··· Information supplied ···
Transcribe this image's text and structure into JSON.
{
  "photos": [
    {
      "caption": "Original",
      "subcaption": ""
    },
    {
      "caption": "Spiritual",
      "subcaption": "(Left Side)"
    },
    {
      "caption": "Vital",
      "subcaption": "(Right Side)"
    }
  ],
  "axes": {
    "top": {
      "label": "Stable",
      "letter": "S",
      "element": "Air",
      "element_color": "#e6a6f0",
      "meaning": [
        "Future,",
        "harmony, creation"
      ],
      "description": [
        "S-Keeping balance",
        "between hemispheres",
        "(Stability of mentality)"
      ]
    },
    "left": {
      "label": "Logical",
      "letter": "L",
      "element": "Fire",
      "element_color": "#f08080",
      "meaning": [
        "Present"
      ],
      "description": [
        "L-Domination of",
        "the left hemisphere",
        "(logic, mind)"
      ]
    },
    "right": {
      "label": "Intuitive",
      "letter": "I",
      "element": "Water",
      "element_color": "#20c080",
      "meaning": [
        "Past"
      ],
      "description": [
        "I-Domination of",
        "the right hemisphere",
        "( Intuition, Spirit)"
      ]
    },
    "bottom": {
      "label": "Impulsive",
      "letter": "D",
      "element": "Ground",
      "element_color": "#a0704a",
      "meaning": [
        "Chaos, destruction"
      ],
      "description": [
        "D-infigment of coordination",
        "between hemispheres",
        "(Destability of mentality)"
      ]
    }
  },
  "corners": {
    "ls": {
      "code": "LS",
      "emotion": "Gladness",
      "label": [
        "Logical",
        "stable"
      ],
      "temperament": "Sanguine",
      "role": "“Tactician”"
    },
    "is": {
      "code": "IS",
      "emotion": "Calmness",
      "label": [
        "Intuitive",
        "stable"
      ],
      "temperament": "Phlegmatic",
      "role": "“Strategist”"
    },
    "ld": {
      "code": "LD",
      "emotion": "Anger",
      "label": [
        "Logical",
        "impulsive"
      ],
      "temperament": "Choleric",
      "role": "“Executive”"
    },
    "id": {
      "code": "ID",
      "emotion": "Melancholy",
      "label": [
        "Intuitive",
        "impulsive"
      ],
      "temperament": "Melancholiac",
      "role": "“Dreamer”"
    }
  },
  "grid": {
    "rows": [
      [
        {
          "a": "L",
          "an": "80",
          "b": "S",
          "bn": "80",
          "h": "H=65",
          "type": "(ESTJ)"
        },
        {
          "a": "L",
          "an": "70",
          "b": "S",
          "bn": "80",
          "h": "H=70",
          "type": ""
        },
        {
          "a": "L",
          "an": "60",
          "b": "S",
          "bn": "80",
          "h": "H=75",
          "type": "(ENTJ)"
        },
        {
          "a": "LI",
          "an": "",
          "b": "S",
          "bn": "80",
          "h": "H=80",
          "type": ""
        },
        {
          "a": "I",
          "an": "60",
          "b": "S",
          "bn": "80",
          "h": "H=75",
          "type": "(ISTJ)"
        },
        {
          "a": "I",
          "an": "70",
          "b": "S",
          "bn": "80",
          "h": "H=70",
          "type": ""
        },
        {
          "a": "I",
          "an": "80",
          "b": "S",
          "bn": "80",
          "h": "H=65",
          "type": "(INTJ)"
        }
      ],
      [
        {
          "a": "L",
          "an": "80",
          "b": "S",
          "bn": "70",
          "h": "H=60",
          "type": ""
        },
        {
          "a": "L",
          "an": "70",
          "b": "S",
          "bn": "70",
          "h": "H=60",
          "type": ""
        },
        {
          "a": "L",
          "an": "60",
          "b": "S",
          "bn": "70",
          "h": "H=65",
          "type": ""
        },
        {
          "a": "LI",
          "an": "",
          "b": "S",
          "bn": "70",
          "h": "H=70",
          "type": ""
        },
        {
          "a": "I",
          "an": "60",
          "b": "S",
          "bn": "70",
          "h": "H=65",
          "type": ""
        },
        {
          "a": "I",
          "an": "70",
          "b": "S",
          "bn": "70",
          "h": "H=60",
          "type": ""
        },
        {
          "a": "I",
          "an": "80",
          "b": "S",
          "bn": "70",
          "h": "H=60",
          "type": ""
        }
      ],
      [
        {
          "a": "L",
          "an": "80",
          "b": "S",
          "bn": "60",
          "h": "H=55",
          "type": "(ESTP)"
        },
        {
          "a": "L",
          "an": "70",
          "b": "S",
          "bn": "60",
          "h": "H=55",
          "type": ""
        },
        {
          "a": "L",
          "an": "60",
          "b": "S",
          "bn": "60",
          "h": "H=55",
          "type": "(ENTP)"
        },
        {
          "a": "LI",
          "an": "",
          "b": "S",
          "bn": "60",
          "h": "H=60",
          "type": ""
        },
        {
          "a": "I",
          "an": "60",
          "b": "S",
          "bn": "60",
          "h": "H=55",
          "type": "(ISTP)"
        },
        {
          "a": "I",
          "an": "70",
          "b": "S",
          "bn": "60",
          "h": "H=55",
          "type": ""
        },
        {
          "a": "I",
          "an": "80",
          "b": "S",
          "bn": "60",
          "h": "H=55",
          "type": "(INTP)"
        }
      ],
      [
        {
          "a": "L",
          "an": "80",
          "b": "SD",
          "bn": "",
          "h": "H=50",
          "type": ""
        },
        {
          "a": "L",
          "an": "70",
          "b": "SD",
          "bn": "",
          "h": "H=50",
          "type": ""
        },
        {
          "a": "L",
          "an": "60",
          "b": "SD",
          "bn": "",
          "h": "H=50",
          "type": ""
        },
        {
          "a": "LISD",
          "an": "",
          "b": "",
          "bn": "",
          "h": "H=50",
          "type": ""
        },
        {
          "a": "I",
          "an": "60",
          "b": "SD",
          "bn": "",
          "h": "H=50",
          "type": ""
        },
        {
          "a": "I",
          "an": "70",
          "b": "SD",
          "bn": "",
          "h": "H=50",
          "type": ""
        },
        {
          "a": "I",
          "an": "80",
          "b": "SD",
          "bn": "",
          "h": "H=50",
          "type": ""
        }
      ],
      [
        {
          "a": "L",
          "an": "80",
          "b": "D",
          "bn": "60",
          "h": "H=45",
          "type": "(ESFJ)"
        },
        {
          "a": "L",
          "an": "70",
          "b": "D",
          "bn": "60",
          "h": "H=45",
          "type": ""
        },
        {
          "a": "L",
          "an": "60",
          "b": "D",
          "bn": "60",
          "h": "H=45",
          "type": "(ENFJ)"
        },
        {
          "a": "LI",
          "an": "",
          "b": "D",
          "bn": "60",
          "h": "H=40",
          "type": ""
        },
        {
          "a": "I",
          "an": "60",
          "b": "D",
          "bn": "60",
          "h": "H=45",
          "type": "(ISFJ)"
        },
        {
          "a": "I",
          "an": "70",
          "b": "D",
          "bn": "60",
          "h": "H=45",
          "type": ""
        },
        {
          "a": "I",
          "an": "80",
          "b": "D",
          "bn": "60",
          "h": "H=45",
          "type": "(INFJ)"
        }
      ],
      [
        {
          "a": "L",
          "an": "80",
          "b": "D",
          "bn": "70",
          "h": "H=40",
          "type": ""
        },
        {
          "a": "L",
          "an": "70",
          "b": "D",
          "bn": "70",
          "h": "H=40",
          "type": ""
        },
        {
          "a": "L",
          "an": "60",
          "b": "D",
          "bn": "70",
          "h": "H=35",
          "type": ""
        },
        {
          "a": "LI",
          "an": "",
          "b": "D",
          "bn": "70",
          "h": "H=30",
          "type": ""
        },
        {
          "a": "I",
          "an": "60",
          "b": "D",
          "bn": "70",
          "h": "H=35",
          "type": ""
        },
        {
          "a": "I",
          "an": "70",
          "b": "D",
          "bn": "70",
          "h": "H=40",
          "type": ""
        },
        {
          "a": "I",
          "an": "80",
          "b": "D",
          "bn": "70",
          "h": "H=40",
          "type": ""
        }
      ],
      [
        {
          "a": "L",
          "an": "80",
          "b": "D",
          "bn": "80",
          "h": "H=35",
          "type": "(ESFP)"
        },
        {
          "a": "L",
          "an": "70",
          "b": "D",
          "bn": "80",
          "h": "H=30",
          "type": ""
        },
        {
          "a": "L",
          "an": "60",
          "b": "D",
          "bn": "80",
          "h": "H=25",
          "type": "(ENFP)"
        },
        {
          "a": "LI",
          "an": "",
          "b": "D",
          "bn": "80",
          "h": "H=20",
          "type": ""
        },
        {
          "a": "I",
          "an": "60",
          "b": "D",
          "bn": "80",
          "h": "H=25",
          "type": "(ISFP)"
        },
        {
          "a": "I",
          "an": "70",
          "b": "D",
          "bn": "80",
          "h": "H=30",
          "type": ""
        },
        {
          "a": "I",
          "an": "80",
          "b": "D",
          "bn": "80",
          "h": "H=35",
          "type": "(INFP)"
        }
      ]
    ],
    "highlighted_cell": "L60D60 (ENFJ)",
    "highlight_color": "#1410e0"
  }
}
···
> **Task instructions**: Pick out each line containing "mentality" and report it.

> **Answer to the exercise**:
        "(Stability of mentality)"
        "(Destability of mentality)"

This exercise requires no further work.